_What you should do_
Copy everything in the listing below word for word, apart from any images.

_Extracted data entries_

####################

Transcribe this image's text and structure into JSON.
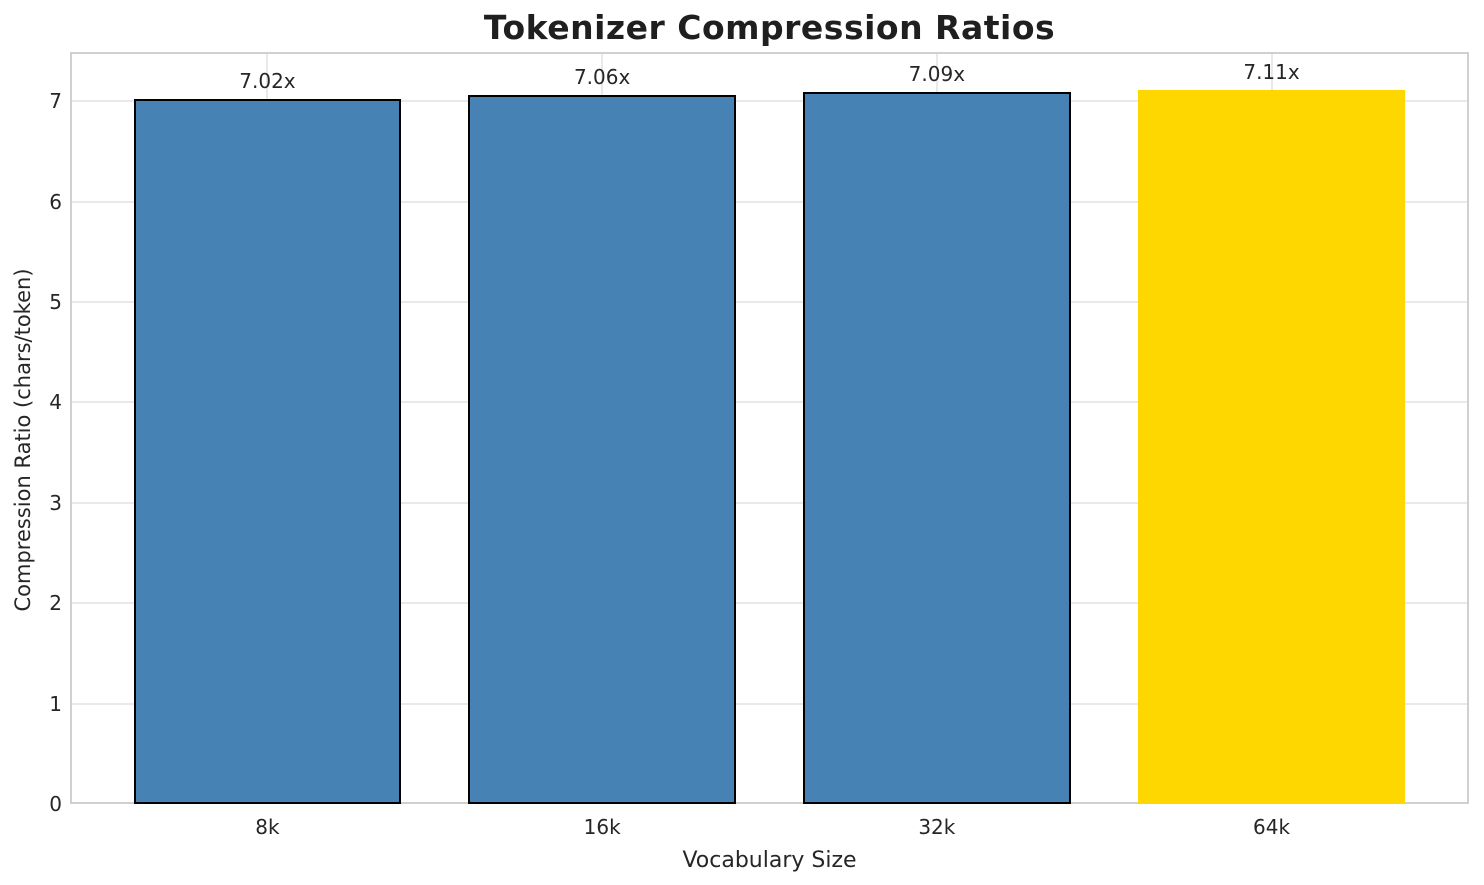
{
  "chart_data": {
    "type": "bar",
    "title": "Tokenizer Compression Ratios",
    "xlabel": "Vocabulary Size",
    "ylabel": "Compression Ratio (chars/token)",
    "categories": [
      "8k",
      "16k",
      "32k",
      "64k"
    ],
    "values": [
      7.02,
      7.06,
      7.09,
      7.11
    ],
    "bar_labels": [
      "7.02x",
      "7.06x",
      "7.09x",
      "7.11x"
    ],
    "yticks": [
      0,
      1,
      2,
      3,
      4,
      5,
      6,
      7
    ],
    "ylim": [
      0,
      7.49
    ],
    "xlim": [
      -0.59,
      3.59
    ],
    "bar_width_data_units": 0.8,
    "grid": true,
    "legend": "none",
    "colors": {
      "base_bar": "#4682B4",
      "highlight_bar": "#FFD700",
      "bar_edge": "#000000",
      "grid": "#e9e9e9",
      "spine": "#d0d0d0",
      "text": "#262626",
      "title_text": "#1f1f1f"
    },
    "bar_colors": [
      "#4682B4",
      "#4682B4",
      "#4682B4",
      "#FFD700"
    ],
    "bar_edges": [
      "#000000",
      "#000000",
      "#000000",
      "none"
    ]
  }
}
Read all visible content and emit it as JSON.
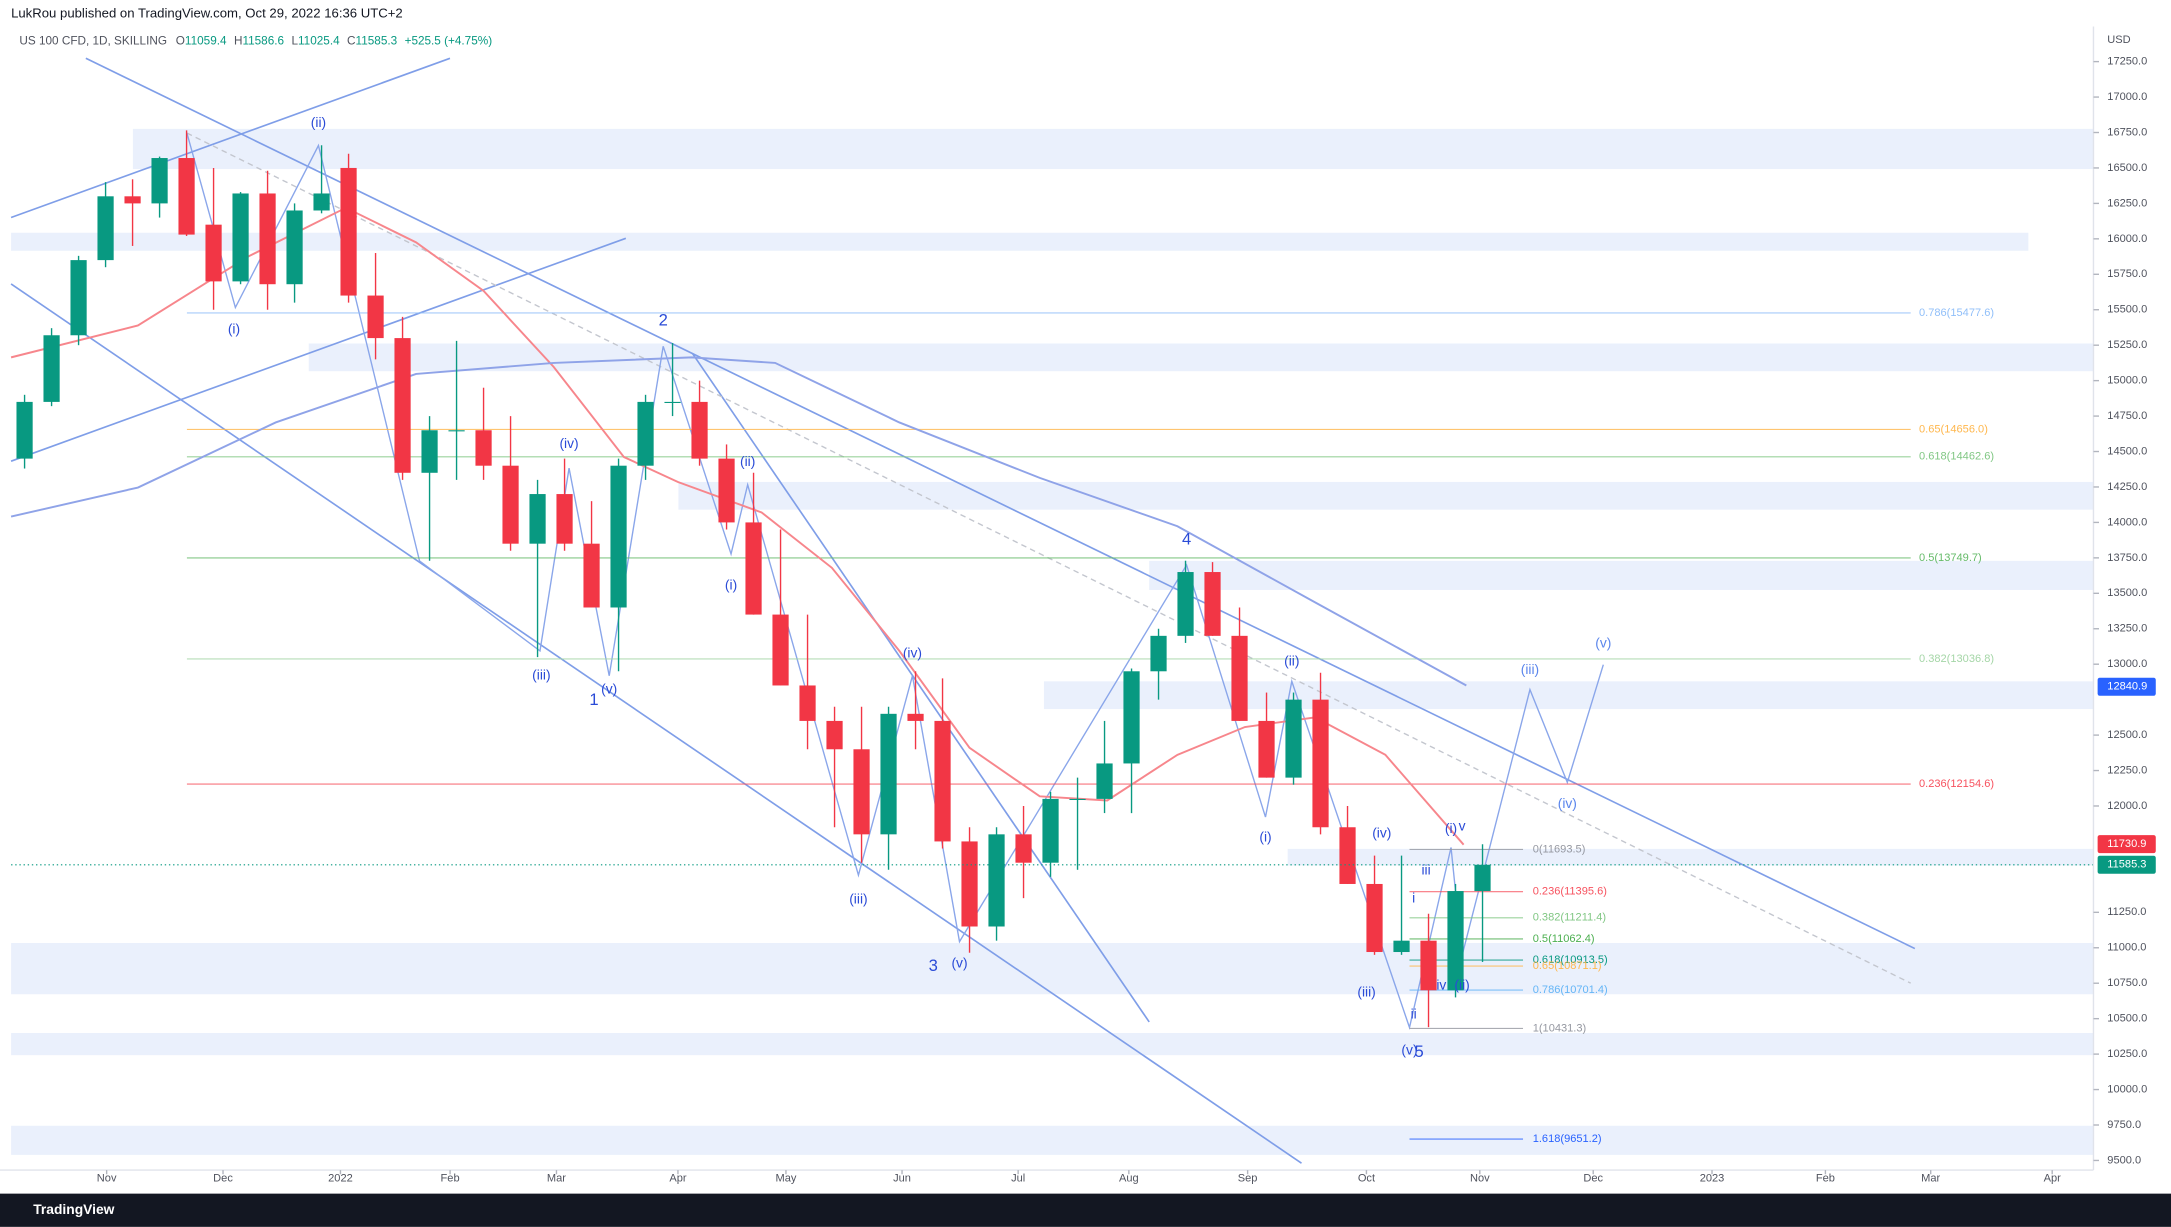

####################

_Task output_
Transcribe this image's text and structure into JSON.
{
  "chart_data": {
    "type": "bar",
    "title": "Tokenizer Compression Ratios",
    "xlabel": "Vocabulary Size",
    "ylabel": "Compression Ratio (chars/token)",
    "categories": [
      "8k",
      "16k",
      "32k",
      "64k"
    ],
    "values": [
      7.02,
      7.06,
      7.09,
      7.11
    ],
    "bar_labels": [
      "7.02x",
      "7.06x",
      "7.09x",
      "7.11x"
    ],
    "yticks": [
      0,
      1,
      2,
      3,
      4,
      5,
      6,
      7
    ],
    "ylim": [
      0,
      7.49
    ],
    "xlim": [
      -0.59,
      3.59
    ],
    "bar_width_data_units": 0.8,
    "grid": true,
    "legend": "none",
    "colors": {
      "base_bar": "#4682B4",
      "highlight_bar": "#FFD700",
      "bar_edge": "#000000",
      "grid": "#e9e9e9",
      "spine": "#d0d0d0",
      "text": "#262626",
      "title_text": "#1f1f1f"
    },
    "bar_colors": [
      "#4682B4",
      "#4682B4",
      "#4682B4",
      "#FFD700"
    ],
    "bar_edges": [
      "#000000",
      "#000000",
      "#000000",
      "none"
    ]
  }
}
Read all visible content and emit it as JSON.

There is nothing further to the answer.